#### Dataset extract ####
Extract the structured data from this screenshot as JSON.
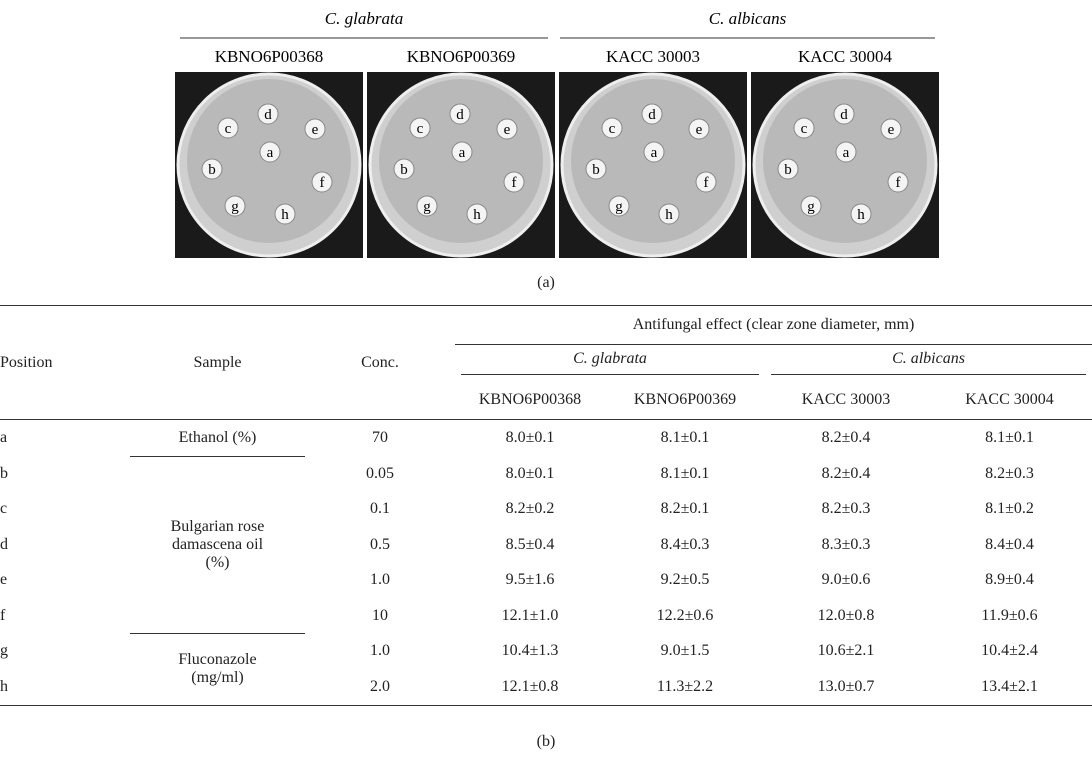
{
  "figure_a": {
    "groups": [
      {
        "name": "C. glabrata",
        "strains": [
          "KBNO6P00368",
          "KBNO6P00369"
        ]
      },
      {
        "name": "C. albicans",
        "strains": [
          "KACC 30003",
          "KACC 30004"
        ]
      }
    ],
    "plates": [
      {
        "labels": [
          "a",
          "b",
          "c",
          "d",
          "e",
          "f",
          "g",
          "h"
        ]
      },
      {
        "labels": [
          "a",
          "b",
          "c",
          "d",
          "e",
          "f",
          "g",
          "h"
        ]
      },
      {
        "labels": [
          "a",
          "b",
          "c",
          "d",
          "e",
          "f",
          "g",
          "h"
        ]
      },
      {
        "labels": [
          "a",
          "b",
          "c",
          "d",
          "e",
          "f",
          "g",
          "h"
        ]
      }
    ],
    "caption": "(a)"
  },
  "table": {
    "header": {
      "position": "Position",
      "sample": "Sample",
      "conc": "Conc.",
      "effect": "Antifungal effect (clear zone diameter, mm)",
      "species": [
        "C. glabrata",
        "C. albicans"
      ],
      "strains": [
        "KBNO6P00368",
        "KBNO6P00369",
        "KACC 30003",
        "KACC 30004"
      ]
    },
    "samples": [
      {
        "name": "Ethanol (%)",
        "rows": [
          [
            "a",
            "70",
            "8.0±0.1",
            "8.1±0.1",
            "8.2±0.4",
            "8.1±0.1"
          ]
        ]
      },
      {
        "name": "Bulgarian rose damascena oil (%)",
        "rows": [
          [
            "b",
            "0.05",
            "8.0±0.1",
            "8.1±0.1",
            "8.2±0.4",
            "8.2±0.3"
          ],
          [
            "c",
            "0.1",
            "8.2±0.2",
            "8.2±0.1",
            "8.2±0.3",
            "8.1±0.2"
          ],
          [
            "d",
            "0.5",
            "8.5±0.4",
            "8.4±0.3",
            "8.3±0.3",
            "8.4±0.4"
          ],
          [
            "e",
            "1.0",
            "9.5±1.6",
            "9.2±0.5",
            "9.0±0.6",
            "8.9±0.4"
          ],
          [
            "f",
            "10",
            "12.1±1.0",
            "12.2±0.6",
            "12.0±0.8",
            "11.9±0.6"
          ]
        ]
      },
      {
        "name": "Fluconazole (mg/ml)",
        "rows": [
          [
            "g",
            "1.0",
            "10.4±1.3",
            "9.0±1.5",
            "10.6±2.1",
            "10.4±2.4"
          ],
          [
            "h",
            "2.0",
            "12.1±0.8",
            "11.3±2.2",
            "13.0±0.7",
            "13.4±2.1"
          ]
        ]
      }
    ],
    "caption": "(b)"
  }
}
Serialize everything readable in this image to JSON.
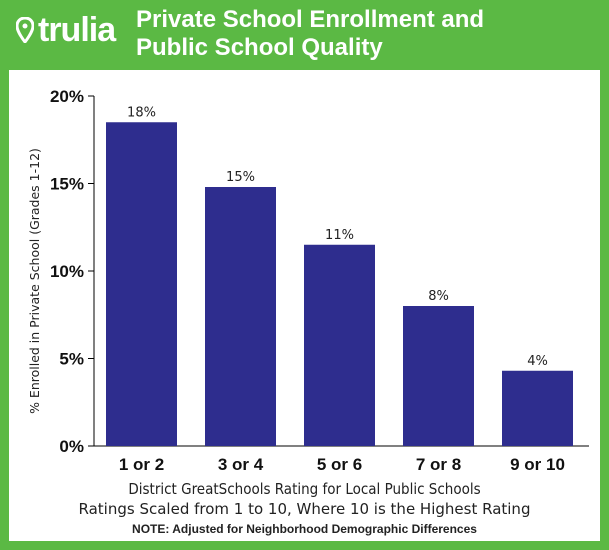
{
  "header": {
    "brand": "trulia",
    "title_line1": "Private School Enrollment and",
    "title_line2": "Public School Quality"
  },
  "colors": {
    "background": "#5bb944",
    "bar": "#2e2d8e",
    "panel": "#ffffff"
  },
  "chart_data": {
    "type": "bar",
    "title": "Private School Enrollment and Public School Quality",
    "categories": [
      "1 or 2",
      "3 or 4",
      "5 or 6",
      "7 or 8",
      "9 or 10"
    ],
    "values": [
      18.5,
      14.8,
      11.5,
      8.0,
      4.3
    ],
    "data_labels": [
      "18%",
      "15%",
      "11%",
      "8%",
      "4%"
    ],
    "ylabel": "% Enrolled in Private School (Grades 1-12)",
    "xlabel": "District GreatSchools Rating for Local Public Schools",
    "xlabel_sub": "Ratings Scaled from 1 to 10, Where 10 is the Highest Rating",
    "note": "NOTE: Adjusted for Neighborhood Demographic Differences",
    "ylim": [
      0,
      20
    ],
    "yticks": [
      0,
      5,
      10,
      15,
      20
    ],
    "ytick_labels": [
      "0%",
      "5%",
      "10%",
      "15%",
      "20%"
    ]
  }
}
####
__Work instructions__: Every record must be copied exactly, with the pictures left out.

__Full response__:
Extract the structured data from this screenshot as JSON.
{
  "figure_a": {
    "groups": [
      {
        "name": "C. glabrata",
        "strains": [
          "KBNO6P00368",
          "KBNO6P00369"
        ]
      },
      {
        "name": "C. albicans",
        "strains": [
          "KACC 30003",
          "KACC 30004"
        ]
      }
    ],
    "plates": [
      {
        "labels": [
          "a",
          "b",
          "c",
          "d",
          "e",
          "f",
          "g",
          "h"
        ]
      },
      {
        "labels": [
          "a",
          "b",
          "c",
          "d",
          "e",
          "f",
          "g",
          "h"
        ]
      },
      {
        "labels": [
          "a",
          "b",
          "c",
          "d",
          "e",
          "f",
          "g",
          "h"
        ]
      },
      {
        "labels": [
          "a",
          "b",
          "c",
          "d",
          "e",
          "f",
          "g",
          "h"
        ]
      }
    ],
    "caption": "(a)"
  },
  "table": {
    "header": {
      "position": "Position",
      "sample": "Sample",
      "conc": "Conc.",
      "effect": "Antifungal effect (clear zone diameter, mm)",
      "species": [
        "C. glabrata",
        "C. albicans"
      ],
      "strains": [
        "KBNO6P00368",
        "KBNO6P00369",
        "KACC 30003",
        "KACC 30004"
      ]
    },
    "samples": [
      {
        "name": "Ethanol (%)",
        "rows": [
          [
            "a",
            "70",
            "8.0±0.1",
            "8.1±0.1",
            "8.2±0.4",
            "8.1±0.1"
          ]
        ]
      },
      {
        "name": "Bulgarian rose damascena oil (%)",
        "rows": [
          [
            "b",
            "0.05",
            "8.0±0.1",
            "8.1±0.1",
            "8.2±0.4",
            "8.2±0.3"
          ],
          [
            "c",
            "0.1",
            "8.2±0.2",
            "8.2±0.1",
            "8.2±0.3",
            "8.1±0.2"
          ],
          [
            "d",
            "0.5",
            "8.5±0.4",
            "8.4±0.3",
            "8.3±0.3",
            "8.4±0.4"
          ],
          [
            "e",
            "1.0",
            "9.5±1.6",
            "9.2±0.5",
            "9.0±0.6",
            "8.9±0.4"
          ],
          [
            "f",
            "10",
            "12.1±1.0",
            "12.2±0.6",
            "12.0±0.8",
            "11.9±0.6"
          ]
        ]
      },
      {
        "name": "Fluconazole (mg/ml)",
        "rows": [
          [
            "g",
            "1.0",
            "10.4±1.3",
            "9.0±1.5",
            "10.6±2.1",
            "10.4±2.4"
          ],
          [
            "h",
            "2.0",
            "12.1±0.8",
            "11.3±2.2",
            "13.0±0.7",
            "13.4±2.1"
          ]
        ]
      }
    ],
    "caption": "(b)"
  }
}
Serialize everything readable in this image to JSON.
{
  "header": {
    "brand": "trulia",
    "title_line1": "Private School Enrollment and",
    "title_line2": "Public School Quality"
  },
  "colors": {
    "background": "#5bb944",
    "bar": "#2e2d8e",
    "panel": "#ffffff"
  },
  "chart_data": {
    "type": "bar",
    "title": "Private School Enrollment and Public School Quality",
    "categories": [
      "1 or 2",
      "3 or 4",
      "5 or 6",
      "7 or 8",
      "9 or 10"
    ],
    "values": [
      18.5,
      14.8,
      11.5,
      8.0,
      4.3
    ],
    "data_labels": [
      "18%",
      "15%",
      "11%",
      "8%",
      "4%"
    ],
    "ylabel": "% Enrolled in Private School (Grades 1-12)",
    "xlabel": "District GreatSchools Rating for Local Public Schools",
    "xlabel_sub": "Ratings Scaled from 1 to 10, Where 10 is the Highest Rating",
    "note": "NOTE: Adjusted for Neighborhood Demographic Differences",
    "ylim": [
      0,
      20
    ],
    "yticks": [
      0,
      5,
      10,
      15,
      20
    ],
    "ytick_labels": [
      "0%",
      "5%",
      "10%",
      "15%",
      "20%"
    ]
  }
}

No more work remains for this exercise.